WHAT THIS TASK INVOLVES: In the entries below, find the line containing "Enumerate this screenshot's". Copy it and all lines after it, exactly, through the end.

STORED ROWS:

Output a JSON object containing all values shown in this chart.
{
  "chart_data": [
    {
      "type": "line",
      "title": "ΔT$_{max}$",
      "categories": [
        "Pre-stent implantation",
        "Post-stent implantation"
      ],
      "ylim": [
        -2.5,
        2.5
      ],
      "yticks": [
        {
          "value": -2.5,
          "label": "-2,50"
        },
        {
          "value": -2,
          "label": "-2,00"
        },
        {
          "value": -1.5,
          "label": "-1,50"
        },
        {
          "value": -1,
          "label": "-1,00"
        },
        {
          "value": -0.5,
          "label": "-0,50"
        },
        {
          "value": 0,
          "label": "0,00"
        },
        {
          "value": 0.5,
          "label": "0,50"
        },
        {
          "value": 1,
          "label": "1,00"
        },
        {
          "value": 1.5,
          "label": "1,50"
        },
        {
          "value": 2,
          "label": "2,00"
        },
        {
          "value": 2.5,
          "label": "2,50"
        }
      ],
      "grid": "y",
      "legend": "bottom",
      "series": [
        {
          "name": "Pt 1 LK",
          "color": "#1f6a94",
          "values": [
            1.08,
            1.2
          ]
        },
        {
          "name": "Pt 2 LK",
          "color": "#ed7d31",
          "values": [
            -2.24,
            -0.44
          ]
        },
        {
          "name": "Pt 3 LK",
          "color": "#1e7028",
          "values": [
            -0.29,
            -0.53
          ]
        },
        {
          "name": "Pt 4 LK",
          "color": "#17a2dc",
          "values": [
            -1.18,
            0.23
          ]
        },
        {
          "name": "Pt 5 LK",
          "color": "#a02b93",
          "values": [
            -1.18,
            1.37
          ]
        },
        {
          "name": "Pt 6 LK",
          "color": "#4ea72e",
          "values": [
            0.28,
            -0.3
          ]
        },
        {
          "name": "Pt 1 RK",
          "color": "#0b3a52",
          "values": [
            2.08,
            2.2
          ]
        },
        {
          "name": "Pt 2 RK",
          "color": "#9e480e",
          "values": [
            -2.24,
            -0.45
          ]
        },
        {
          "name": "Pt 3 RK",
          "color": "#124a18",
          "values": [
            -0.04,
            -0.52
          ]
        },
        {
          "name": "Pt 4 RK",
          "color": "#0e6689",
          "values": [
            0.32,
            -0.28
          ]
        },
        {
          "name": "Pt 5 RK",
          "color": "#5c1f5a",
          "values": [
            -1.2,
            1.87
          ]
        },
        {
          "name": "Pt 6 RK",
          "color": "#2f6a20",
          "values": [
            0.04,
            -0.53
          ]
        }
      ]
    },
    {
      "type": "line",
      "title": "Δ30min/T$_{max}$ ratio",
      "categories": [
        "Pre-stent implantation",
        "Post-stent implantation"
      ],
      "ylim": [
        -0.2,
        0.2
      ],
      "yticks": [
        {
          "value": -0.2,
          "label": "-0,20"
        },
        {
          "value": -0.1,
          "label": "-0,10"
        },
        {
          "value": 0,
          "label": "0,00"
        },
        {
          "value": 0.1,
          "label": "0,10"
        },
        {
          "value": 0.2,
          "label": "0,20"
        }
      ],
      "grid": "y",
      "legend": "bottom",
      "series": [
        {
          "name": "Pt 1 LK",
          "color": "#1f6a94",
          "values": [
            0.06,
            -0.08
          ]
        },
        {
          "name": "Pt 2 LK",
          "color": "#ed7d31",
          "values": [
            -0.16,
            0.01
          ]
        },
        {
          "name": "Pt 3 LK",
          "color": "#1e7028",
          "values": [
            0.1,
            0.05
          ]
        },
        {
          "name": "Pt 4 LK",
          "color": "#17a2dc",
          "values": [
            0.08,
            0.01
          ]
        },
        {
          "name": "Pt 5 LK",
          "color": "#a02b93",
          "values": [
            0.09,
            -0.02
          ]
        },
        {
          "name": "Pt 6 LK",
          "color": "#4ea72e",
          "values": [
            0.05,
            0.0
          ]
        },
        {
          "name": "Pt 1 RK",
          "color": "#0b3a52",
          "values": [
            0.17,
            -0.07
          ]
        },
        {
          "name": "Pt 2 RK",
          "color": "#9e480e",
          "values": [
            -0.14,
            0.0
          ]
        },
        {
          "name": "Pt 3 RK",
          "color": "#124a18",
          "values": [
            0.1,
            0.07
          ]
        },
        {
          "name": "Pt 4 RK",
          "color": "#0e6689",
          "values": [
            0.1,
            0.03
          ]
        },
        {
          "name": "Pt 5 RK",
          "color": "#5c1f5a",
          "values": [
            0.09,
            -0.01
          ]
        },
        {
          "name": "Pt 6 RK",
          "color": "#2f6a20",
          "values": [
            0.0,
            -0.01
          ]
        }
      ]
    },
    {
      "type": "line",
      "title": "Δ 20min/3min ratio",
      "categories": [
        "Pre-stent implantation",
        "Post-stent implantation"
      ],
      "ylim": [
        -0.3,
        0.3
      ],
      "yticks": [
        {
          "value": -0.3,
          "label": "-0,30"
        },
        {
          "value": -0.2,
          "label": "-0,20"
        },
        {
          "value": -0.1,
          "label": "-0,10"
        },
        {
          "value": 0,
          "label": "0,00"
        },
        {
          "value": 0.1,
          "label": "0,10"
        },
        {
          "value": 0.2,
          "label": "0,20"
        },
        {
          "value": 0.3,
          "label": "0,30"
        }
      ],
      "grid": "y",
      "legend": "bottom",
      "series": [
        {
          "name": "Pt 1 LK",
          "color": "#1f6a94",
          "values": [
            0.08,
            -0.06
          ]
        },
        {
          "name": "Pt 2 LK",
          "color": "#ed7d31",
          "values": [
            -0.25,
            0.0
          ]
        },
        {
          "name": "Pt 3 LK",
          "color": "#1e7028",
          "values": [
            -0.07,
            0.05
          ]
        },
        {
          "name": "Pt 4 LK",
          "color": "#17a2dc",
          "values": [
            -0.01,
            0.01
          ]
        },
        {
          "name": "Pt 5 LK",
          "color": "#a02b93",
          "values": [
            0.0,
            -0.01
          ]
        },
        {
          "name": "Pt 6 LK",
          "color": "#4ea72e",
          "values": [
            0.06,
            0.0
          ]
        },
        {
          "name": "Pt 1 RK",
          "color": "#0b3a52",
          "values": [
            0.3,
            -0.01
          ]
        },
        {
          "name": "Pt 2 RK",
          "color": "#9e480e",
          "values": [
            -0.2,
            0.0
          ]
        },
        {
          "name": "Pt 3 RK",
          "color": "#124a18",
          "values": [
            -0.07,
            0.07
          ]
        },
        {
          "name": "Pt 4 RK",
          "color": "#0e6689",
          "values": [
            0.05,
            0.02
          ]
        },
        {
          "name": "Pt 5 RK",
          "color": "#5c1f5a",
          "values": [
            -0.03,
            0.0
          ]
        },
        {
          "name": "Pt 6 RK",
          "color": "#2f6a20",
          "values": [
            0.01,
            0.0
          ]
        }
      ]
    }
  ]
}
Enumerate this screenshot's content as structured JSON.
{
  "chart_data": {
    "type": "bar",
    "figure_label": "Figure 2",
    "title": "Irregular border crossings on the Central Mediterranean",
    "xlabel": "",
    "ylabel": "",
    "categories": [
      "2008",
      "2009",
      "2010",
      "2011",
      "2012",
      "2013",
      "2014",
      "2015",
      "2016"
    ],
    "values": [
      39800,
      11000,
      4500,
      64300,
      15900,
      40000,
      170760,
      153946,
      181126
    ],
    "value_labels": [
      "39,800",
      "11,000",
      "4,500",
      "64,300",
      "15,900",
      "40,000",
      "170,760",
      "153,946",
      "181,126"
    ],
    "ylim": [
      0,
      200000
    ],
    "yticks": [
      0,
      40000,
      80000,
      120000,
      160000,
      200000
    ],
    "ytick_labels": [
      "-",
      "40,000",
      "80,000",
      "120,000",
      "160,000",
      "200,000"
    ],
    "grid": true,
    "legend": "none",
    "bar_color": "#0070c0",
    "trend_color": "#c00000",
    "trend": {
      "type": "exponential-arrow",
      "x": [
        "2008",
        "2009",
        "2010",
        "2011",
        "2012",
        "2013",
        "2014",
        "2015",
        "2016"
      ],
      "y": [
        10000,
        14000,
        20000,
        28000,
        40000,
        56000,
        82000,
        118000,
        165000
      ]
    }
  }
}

COMPLETE OUTPUT:
Enumerate this screenshot's content as structured JSON.
{
  "chart_data": {
    "type": "bar",
    "figure_label": "Figure 2",
    "title": "Irregular border crossings on the Central Mediterranean",
    "xlabel": "",
    "ylabel": "",
    "categories": [
      "2008",
      "2009",
      "2010",
      "2011",
      "2012",
      "2013",
      "2014",
      "2015",
      "2016"
    ],
    "values": [
      39800,
      11000,
      4500,
      64300,
      15900,
      40000,
      170760,
      153946,
      181126
    ],
    "value_labels": [
      "39,800",
      "11,000",
      "4,500",
      "64,300",
      "15,900",
      "40,000",
      "170,760",
      "153,946",
      "181,126"
    ],
    "ylim": [
      0,
      200000
    ],
    "yticks": [
      0,
      40000,
      80000,
      120000,
      160000,
      200000
    ],
    "ytick_labels": [
      "-",
      "40,000",
      "80,000",
      "120,000",
      "160,000",
      "200,000"
    ],
    "grid": true,
    "legend": "none",
    "bar_color": "#0070c0",
    "trend_color": "#c00000",
    "trend": {
      "type": "exponential-arrow",
      "x": [
        "2008",
        "2009",
        "2010",
        "2011",
        "2012",
        "2013",
        "2014",
        "2015",
        "2016"
      ],
      "y": [
        10000,
        14000,
        20000,
        28000,
        40000,
        56000,
        82000,
        118000,
        165000
      ]
    }
  }
}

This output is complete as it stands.